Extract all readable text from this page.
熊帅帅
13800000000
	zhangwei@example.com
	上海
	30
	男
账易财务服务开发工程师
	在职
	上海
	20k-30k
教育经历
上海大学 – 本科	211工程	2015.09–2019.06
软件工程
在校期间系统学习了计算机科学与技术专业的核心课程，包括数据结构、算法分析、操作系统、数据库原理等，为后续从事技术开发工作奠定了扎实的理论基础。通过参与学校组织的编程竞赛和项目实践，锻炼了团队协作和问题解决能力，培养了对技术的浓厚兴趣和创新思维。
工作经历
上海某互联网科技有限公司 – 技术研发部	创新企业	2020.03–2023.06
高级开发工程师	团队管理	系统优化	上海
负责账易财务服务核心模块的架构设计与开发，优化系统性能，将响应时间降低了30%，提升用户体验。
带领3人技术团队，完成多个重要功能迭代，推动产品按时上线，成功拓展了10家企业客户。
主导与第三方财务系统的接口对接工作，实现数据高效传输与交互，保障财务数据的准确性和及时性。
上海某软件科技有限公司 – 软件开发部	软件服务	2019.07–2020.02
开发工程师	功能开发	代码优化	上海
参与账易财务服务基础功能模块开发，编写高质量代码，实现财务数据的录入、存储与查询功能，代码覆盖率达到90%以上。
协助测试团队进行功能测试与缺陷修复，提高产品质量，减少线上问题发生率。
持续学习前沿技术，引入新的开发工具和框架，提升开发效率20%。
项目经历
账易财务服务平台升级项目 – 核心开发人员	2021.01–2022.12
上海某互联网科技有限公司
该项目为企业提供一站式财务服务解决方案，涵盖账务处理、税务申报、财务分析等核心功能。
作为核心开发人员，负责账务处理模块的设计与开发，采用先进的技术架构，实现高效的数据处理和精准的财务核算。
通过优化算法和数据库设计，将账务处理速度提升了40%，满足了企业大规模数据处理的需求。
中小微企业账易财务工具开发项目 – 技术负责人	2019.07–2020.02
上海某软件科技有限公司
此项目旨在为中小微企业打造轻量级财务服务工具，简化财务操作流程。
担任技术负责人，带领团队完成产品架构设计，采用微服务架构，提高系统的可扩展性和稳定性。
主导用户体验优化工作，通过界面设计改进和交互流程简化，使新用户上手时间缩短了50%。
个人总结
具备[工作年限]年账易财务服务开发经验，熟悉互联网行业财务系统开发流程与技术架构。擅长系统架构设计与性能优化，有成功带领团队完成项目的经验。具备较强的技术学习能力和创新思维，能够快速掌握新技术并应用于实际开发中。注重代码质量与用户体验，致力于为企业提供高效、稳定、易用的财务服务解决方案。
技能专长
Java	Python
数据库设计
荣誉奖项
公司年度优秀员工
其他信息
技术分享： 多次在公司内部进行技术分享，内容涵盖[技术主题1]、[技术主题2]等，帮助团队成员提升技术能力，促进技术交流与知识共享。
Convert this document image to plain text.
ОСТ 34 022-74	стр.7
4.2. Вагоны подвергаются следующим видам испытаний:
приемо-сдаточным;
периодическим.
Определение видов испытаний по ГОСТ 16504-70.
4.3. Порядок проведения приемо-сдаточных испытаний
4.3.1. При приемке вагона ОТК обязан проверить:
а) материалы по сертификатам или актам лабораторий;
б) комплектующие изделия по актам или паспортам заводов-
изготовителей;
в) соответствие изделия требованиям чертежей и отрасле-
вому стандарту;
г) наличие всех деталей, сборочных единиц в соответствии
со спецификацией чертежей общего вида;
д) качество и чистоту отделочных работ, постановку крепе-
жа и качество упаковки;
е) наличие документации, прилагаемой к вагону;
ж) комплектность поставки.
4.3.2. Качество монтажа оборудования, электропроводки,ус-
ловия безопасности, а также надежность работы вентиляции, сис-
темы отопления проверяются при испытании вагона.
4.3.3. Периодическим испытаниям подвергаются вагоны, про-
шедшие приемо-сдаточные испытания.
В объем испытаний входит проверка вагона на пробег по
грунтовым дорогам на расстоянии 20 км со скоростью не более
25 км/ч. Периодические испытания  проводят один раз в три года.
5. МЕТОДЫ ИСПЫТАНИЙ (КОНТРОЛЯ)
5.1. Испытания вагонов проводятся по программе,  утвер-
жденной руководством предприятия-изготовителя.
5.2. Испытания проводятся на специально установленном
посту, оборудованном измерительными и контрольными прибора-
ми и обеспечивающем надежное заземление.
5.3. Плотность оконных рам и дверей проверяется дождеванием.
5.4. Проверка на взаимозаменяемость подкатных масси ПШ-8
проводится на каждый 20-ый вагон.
────────────────
• _Task to complete_
Read through the entries and copy every line that includes "чертежей".

• _Written answer_
в) соответствие изделия требованиям чертежей и отрасле-
со спецификацией чертежей общего вида;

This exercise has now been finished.